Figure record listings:
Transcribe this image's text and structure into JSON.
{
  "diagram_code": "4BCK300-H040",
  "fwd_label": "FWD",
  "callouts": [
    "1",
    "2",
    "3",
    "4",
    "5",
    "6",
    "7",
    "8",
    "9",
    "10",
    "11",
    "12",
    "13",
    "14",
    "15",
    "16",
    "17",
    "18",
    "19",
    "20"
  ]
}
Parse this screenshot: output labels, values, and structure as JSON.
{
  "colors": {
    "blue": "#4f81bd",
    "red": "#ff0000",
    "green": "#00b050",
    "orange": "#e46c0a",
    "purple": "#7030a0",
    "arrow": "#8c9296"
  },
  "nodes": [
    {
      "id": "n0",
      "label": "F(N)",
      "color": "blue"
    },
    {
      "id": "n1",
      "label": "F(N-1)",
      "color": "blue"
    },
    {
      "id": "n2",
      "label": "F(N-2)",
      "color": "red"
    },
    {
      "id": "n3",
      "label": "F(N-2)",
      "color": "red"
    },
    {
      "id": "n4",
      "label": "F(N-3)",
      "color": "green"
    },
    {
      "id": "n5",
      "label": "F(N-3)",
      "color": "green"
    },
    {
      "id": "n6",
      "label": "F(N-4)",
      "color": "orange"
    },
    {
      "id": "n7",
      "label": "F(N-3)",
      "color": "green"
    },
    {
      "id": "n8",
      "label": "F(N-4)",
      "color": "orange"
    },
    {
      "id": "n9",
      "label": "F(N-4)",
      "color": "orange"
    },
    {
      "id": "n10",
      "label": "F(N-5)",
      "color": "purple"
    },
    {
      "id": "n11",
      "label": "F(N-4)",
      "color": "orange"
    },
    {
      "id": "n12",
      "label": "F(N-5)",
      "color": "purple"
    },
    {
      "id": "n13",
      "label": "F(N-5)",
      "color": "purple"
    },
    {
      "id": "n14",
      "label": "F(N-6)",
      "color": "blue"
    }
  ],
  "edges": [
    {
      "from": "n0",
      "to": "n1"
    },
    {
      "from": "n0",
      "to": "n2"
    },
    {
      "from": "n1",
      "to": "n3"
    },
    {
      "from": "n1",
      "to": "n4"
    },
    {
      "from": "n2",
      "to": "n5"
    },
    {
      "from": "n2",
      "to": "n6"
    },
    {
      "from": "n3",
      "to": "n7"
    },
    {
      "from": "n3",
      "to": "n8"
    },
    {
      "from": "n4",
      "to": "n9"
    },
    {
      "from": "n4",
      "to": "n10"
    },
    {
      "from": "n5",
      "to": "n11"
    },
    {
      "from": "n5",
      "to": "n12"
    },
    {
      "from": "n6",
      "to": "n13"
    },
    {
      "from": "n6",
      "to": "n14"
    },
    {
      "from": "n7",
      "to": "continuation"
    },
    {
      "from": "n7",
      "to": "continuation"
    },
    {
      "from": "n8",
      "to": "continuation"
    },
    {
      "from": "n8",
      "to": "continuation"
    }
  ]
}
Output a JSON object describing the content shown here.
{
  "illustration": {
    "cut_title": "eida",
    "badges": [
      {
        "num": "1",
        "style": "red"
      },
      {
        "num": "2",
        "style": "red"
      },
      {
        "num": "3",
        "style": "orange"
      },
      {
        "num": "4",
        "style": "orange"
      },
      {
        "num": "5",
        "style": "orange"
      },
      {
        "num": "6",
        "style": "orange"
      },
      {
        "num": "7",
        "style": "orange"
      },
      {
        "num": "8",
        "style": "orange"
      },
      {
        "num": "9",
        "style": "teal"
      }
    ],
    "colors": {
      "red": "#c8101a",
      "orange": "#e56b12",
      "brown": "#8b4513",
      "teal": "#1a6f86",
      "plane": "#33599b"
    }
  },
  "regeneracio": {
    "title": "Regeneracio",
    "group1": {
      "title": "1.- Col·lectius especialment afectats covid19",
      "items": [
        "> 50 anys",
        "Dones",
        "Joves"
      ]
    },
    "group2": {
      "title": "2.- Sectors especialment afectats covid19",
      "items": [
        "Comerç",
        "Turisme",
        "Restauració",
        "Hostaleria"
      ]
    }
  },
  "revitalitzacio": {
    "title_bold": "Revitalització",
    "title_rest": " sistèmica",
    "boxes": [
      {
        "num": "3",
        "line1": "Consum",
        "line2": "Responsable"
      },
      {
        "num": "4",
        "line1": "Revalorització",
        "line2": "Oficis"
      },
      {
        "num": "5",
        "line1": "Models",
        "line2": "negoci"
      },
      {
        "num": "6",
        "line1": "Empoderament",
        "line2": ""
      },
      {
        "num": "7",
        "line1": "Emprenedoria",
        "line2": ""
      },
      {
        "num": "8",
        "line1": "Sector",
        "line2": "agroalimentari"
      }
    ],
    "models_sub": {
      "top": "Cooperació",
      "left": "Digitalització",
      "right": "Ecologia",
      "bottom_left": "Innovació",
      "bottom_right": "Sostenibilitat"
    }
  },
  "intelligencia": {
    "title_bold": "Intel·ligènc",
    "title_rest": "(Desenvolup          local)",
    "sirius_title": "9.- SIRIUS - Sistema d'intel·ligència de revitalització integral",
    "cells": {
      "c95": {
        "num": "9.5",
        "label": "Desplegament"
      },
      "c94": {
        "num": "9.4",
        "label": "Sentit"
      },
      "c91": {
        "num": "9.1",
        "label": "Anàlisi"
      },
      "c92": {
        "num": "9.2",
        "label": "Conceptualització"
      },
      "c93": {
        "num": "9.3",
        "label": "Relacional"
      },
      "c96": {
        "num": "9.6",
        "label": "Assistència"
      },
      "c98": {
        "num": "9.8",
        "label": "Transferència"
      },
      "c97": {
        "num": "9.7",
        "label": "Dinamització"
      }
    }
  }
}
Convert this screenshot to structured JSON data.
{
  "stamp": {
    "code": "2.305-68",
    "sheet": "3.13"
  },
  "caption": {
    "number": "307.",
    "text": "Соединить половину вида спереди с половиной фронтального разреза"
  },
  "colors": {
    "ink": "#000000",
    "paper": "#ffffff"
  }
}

• Brief: Check each line of these records for the string "JSON" and state only how many lines have it.

• Response: 4